■ REQUIRED TASK ■
Reproduce verbatim the lines of the listing between the line containing "footer: 2018管理会计师（初级）专业能力考试---成绩查询系统 <box>0" and the line containing "query-button[interactable]: 查询 <box>397", inclusive.

>> Begin THE RECORDS

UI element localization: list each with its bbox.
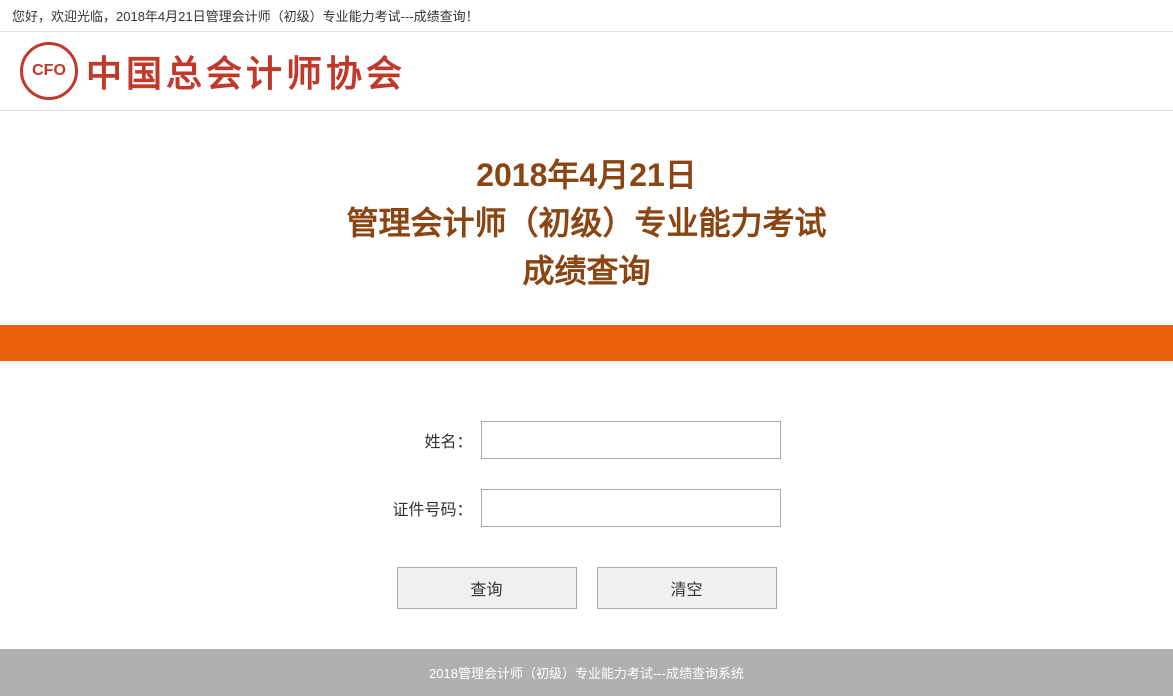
footer: 2018管理会计师（初级）专业能力考试---成绩查询系统 <box>0 649 1173 696</box>
orange-divider-bar <box>0 325 1173 361</box>
title-section: 2018年4月21日 管理会计师（初级）专业能力考试 成绩查询 <box>0 111 1173 325</box>
name-row: 姓名： <box>393 421 781 459</box>
cfo-label: CFO <box>32 62 66 80</box>
id-input[interactable] <box>481 489 781 527</box>
org-name: 中国总会计师协会 <box>86 45 406 97</box>
notification-text: 您好，欢迎光临，2018年4月21日管理会计师（初级）专业能力考试---成绩查询… <box>12 9 479 24</box>
footer-text: 2018管理会计师（初级）专业能力考试---成绩查询系统 <box>429 666 744 681</box>
name-input[interactable] <box>481 421 781 459</box>
id-label: 证件号码： <box>393 496 473 520</box>
logo-container: CFO 中国总会计师协会 <box>20 42 406 100</box>
form-section: 姓名： 证件号码： 查询 清空 <box>0 361 1173 649</box>
name-label: 姓名： <box>393 428 473 452</box>
title-line1: 2018年4月21日 <box>476 157 697 193</box>
title-line2: 管理会计师（初级）专业能力考试 <box>346 205 826 241</box>
notification-bar: 您好，欢迎光临，2018年4月21日管理会计师（初级）专业能力考试---成绩查询… <box>0 0 1173 32</box>
page-title: 2018年4月21日 管理会计师（初级）专业能力考试 成绩查询 <box>20 151 1153 295</box>
title-line3: 成绩查询 <box>522 253 650 289</box>
query-button[interactable]: 查询 <box>397 567 577 609</box>
id-row: 证件号码： <box>393 489 781 527</box>
cfo-badge: CFO <box>20 42 78 100</box>
buttons-row: 查询 清空 <box>397 567 777 609</box>
clear-button[interactable]: 清空 <box>597 567 777 609</box>
header: CFO 中国总会计师协会 <box>0 32 1173 111</box>
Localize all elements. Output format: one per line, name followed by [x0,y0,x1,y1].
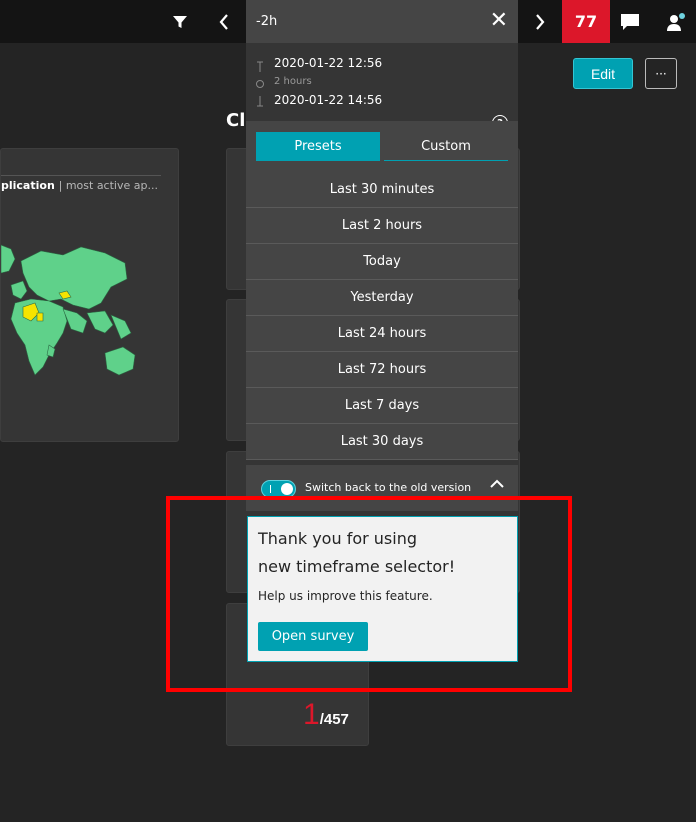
map-tile-header: plication | most active ap... [1,179,158,192]
preset-item[interactable]: Last 2 hours [246,208,518,244]
close-icon[interactable]: ✕ [490,10,508,32]
map-tile-subtitle: | most active ap... [58,179,158,192]
problem-counter: 1/457 [303,698,349,732]
timeframe-tabs: Presets Custom [246,121,518,172]
filter-icon[interactable] [164,0,196,43]
tab-custom[interactable]: Custom [384,132,508,161]
timeframe-value: -2h [256,14,278,29]
preset-item[interactable]: Today [246,244,518,280]
world-map-tile[interactable]: plication | most active ap... [0,148,179,442]
toggle-on-mark [270,485,271,493]
preset-item[interactable]: Last 72 hours [246,352,518,388]
preset-list: Last 30 minutes Last 2 hours Today Yeste… [246,172,518,460]
preset-item[interactable]: Yesterday [246,280,518,316]
counter-current: 1 [303,698,320,731]
user-icon[interactable] [660,0,692,43]
timeframe-duration: 2 hours [274,76,312,87]
preset-item[interactable]: Last 24 hours [246,316,518,352]
preset-item[interactable]: Last 30 days [246,424,518,460]
problems-count-badge[interactable]: 77 [562,0,610,43]
tile-divider [1,175,161,176]
preset-item[interactable]: Last 7 days [246,388,518,424]
section-title: Cl [226,110,246,131]
timeframe-summary: 2020-01-22 12:56 2 hours 2020-01-22 14:5… [246,43,518,131]
chevron-left-icon[interactable] [208,0,240,43]
timeframe-to: 2020-01-22 14:56 [274,93,383,107]
edit-button[interactable]: Edit [573,58,633,89]
tab-presets[interactable]: Presets [256,132,380,161]
world-map [1,244,136,376]
old-version-label: Switch back to the old version [305,481,472,494]
timeframe-input[interactable]: -2h ✕ [246,0,518,43]
highlight-box [166,496,572,692]
timeframe-from: 2020-01-22 12:56 [274,56,383,70]
toggle-knob [281,483,293,495]
chat-icon[interactable] [614,0,646,43]
chevron-up-icon[interactable] [490,479,504,489]
counter-total: /457 [319,711,349,728]
chevron-right-icon[interactable] [524,0,556,43]
map-tile-title: plication [1,179,55,192]
more-options-button[interactable]: ··· [645,58,677,89]
preset-item[interactable]: Last 30 minutes [246,172,518,208]
timeline-icon [256,61,264,107]
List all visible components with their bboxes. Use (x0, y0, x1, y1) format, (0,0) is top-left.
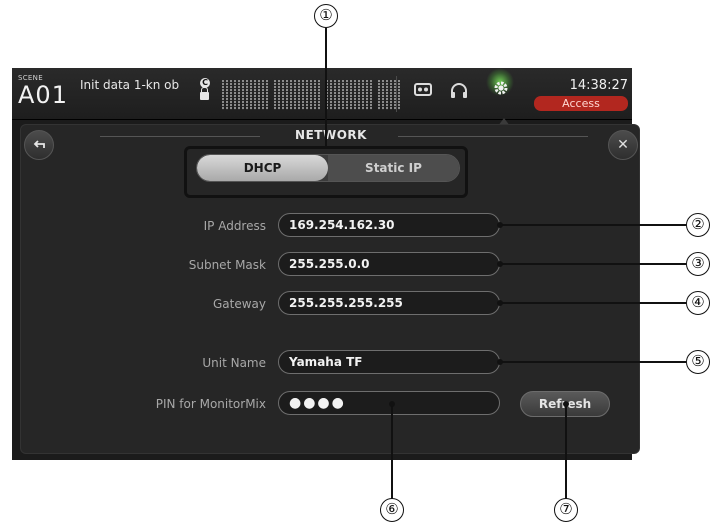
meter-bar (274, 80, 276, 110)
meter-group (222, 78, 268, 110)
meter-bar (298, 80, 300, 110)
meter-bar (278, 80, 280, 110)
back-arrow-icon (33, 140, 45, 148)
meter-bar (234, 80, 236, 110)
meter-bar (286, 80, 288, 110)
meter-bar (266, 80, 268, 110)
meter-bar (306, 80, 308, 110)
gear-icon[interactable] (492, 79, 510, 101)
meter-bar (254, 80, 256, 110)
meter-bar (310, 80, 312, 110)
meter-bar (290, 80, 292, 110)
close-icon: ✕ (617, 137, 629, 153)
callout-2: ② (686, 213, 710, 237)
subnet-mask-field[interactable]: 255.255.0.0 (278, 252, 500, 276)
ip-address-label: IP Address (203, 219, 266, 233)
meter-bar (258, 80, 260, 110)
callout-3: ③ (686, 252, 710, 276)
meter-bar (318, 80, 320, 110)
meter-bar (282, 80, 284, 110)
meter-bar (222, 80, 224, 110)
meter-bar (338, 80, 340, 110)
meter-bar (294, 80, 296, 110)
meter-bar (230, 80, 232, 110)
scene-number[interactable]: A01 (18, 81, 68, 109)
meter-bar (350, 80, 352, 110)
meter-bar (382, 80, 384, 110)
back-button[interactable] (24, 130, 54, 160)
meter-bar (330, 80, 332, 110)
unit-name-field[interactable]: Yamaha TF (278, 350, 500, 374)
recorder-icon[interactable] (414, 82, 432, 102)
refresh-button[interactable]: Refresh (520, 391, 610, 417)
headphones-icon[interactable] (450, 82, 468, 104)
meter-bar (358, 80, 360, 110)
close-button[interactable]: ✕ (608, 130, 638, 160)
callout-6: ⑥ (380, 498, 404, 522)
meter-bar (226, 80, 228, 110)
meter-bar (302, 80, 304, 110)
gateway-label: Gateway (212, 297, 266, 311)
unit-name-label: Unit Name (202, 356, 266, 370)
pin-field[interactable]: ●●●● (278, 391, 500, 415)
meter-group (326, 78, 372, 110)
meter-bar (346, 80, 348, 110)
title-rule-right (398, 136, 588, 137)
access-button[interactable]: Access (534, 96, 628, 111)
meter-bar (370, 80, 372, 110)
meter-bar (362, 80, 364, 110)
dialog-title: NETWORK (295, 128, 367, 142)
meter-bar (354, 80, 356, 110)
callout-5: ⑤ (686, 350, 710, 374)
gateway-field[interactable]: 255.255.255.255 (278, 291, 500, 315)
clock: 14:38:27 (569, 78, 628, 93)
meter-bar (326, 80, 328, 110)
subnet-mask-label: Subnet Mask (188, 258, 266, 272)
meter-bar (386, 80, 388, 110)
lock-icon (200, 87, 209, 100)
callout-4: ④ (686, 291, 710, 315)
meter-bar (378, 80, 380, 110)
meter-group (274, 78, 320, 110)
meter-bar (398, 80, 400, 110)
ip-address-field[interactable]: 169.254.162.30 (278, 213, 500, 237)
meter-bar (238, 80, 240, 110)
meter-bar (390, 80, 392, 110)
title-rule-left (100, 136, 260, 137)
level-meters[interactable] (222, 78, 400, 110)
meter-bar (246, 80, 248, 110)
scene-title[interactable]: Init data 1-kn ob (80, 79, 190, 91)
status-bar: SCENE A01 Init data 1-kn ob C 14:38:27 A… (12, 68, 632, 120)
callout-box (184, 146, 468, 198)
pin-label: PIN for MonitorMix (155, 397, 266, 411)
meter-bar (242, 80, 244, 110)
meter-bar (334, 80, 336, 110)
scene-status-icons: C (200, 78, 212, 100)
meter-bar (314, 80, 316, 110)
meter-bar (342, 80, 344, 110)
meter-bar (366, 80, 368, 110)
callout-1: ① (314, 4, 338, 28)
meter-bar (262, 80, 264, 110)
callout-7: ⑦ (554, 498, 578, 522)
meter-bar (250, 80, 252, 110)
divider (396, 76, 397, 112)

>> End THE RECORDS

■ TASK SOLUTION ■
footer: 2018管理会计师（初级）专业能力考试---成绩查询系统 <box>0 649 1173 696</box>
orange-divider-bar <box>0 325 1173 361</box>
title-section: 2018年4月21日 管理会计师（初级）专业能力考试 成绩查询 <box>0 111 1173 325</box>
name-row: 姓名： <box>393 421 781 459</box>
cfo-label: CFO <box>32 62 66 80</box>
id-input[interactable] <box>481 489 781 527</box>
org-name: 中国总会计师协会 <box>86 45 406 97</box>
notification-text: 您好，欢迎光临，2018年4月21日管理会计师（初级）专业能力考试---成绩查询… <box>12 9 479 24</box>
footer-text: 2018管理会计师（初级）专业能力考试---成绩查询系统 <box>429 666 744 681</box>
name-input[interactable] <box>481 421 781 459</box>
id-label: 证件号码： <box>393 496 473 520</box>
logo-container: CFO 中国总会计师协会 <box>20 42 406 100</box>
form-section: 姓名： 证件号码： 查询 清空 <box>0 361 1173 649</box>
name-label: 姓名： <box>393 428 473 452</box>
title-line1: 2018年4月21日 <box>476 157 697 193</box>
title-line2: 管理会计师（初级）专业能力考试 <box>346 205 826 241</box>
notification-bar: 您好，欢迎光临，2018年4月21日管理会计师（初级）专业能力考试---成绩查询… <box>0 0 1173 32</box>
page-title: 2018年4月21日 管理会计师（初级）专业能力考试 成绩查询 <box>20 151 1153 295</box>
title-line3: 成绩查询 <box>522 253 650 289</box>
query-button[interactable]: 查询 <box>397 567 577 609</box>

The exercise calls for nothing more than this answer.